**Required task:**
Can you restate the records below word for word?

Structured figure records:
☆ ☆ ☆
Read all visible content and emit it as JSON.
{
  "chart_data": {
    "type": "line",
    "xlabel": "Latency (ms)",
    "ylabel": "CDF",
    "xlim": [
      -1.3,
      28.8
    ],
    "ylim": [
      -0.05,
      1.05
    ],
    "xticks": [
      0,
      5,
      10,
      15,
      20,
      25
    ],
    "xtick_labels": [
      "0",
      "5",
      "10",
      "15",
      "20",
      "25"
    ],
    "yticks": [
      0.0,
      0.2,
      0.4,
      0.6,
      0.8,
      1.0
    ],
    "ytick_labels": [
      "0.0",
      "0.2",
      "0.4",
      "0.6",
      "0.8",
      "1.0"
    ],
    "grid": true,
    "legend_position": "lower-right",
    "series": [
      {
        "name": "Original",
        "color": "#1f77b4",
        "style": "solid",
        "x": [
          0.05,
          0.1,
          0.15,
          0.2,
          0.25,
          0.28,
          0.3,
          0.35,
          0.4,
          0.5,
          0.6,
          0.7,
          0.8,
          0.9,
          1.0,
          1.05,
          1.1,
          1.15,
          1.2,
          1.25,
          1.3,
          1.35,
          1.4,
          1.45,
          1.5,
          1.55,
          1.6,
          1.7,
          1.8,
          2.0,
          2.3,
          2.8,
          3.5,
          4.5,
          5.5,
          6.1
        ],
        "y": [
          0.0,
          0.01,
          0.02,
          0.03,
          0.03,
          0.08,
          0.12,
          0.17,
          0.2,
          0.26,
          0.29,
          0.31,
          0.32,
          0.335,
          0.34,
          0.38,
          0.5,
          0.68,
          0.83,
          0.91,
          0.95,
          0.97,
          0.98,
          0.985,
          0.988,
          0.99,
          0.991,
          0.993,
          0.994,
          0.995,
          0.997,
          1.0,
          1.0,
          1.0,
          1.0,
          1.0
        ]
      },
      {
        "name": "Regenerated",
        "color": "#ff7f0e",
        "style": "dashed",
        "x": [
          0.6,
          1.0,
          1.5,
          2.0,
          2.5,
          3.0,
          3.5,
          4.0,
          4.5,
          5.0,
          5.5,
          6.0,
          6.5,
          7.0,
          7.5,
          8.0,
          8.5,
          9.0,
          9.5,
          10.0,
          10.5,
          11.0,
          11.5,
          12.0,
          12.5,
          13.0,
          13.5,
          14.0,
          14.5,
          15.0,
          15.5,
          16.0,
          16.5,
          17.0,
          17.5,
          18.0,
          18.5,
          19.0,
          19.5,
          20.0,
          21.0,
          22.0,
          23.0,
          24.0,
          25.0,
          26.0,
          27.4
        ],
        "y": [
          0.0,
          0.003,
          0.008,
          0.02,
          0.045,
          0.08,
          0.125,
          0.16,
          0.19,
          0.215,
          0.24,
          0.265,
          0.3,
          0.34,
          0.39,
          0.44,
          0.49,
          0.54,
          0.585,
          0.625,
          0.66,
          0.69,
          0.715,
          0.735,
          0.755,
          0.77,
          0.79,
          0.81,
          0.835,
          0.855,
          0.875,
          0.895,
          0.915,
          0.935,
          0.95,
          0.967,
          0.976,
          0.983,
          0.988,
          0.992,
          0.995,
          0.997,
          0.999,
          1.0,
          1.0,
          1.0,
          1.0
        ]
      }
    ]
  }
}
☆ ☆ ☆
**Solution below:**
Read all visible content and emit it as JSON.
{
  "chart_data": {
    "type": "line",
    "xlabel": "Latency (ms)",
    "ylabel": "CDF",
    "xlim": [
      -1.3,
      28.8
    ],
    "ylim": [
      -0.05,
      1.05
    ],
    "xticks": [
      0,
      5,
      10,
      15,
      20,
      25
    ],
    "xtick_labels": [
      "0",
      "5",
      "10",
      "15",
      "20",
      "25"
    ],
    "yticks": [
      0.0,
      0.2,
      0.4,
      0.6,
      0.8,
      1.0
    ],
    "ytick_labels": [
      "0.0",
      "0.2",
      "0.4",
      "0.6",
      "0.8",
      "1.0"
    ],
    "grid": true,
    "legend_position": "lower-right",
    "series": [
      {
        "name": "Original",
        "color": "#1f77b4",
        "style": "solid",
        "x": [
          0.05,
          0.1,
          0.15,
          0.2,
          0.25,
          0.28,
          0.3,
          0.35,
          0.4,
          0.5,
          0.6,
          0.7,
          0.8,
          0.9,
          1.0,
          1.05,
          1.1,
          1.15,
          1.2,
          1.25,
          1.3,
          1.35,
          1.4,
          1.45,
          1.5,
          1.55,
          1.6,
          1.7,
          1.8,
          2.0,
          2.3,
          2.8,
          3.5,
          4.5,
          5.5,
          6.1
        ],
        "y": [
          0.0,
          0.01,
          0.02,
          0.03,
          0.03,
          0.08,
          0.12,
          0.17,
          0.2,
          0.26,
          0.29,
          0.31,
          0.32,
          0.335,
          0.34,
          0.38,
          0.5,
          0.68,
          0.83,
          0.91,
          0.95,
          0.97,
          0.98,
          0.985,
          0.988,
          0.99,
          0.991,
          0.993,
          0.994,
          0.995,
          0.997,
          1.0,
          1.0,
          1.0,
          1.0,
          1.0
        ]
      },
      {
        "name": "Regenerated",
        "color": "#ff7f0e",
        "style": "dashed",
        "x": [
          0.6,
          1.0,
          1.5,
          2.0,
          2.5,
          3.0,
          3.5,
          4.0,
          4.5,
          5.0,
          5.5,
          6.0,
          6.5,
          7.0,
          7.5,
          8.0,
          8.5,
          9.0,
          9.5,
          10.0,
          10.5,
          11.0,
          11.5,
          12.0,
          12.5,
          13.0,
          13.5,
          14.0,
          14.5,
          15.0,
          15.5,
          16.0,
          16.5,
          17.0,
          17.5,
          18.0,
          18.5,
          19.0,
          19.5,
          20.0,
          21.0,
          22.0,
          23.0,
          24.0,
          25.0,
          26.0,
          27.4
        ],
        "y": [
          0.0,
          0.003,
          0.008,
          0.02,
          0.045,
          0.08,
          0.125,
          0.16,
          0.19,
          0.215,
          0.24,
          0.265,
          0.3,
          0.34,
          0.39,
          0.44,
          0.49,
          0.54,
          0.585,
          0.625,
          0.66,
          0.69,
          0.715,
          0.735,
          0.755,
          0.77,
          0.79,
          0.81,
          0.835,
          0.855,
          0.875,
          0.895,
          0.915,
          0.935,
          0.95,
          0.967,
          0.976,
          0.983,
          0.988,
          0.992,
          0.995,
          0.997,
          0.999,
          1.0,
          1.0,
          1.0,
          1.0
        ]
      }
    ]
  }
}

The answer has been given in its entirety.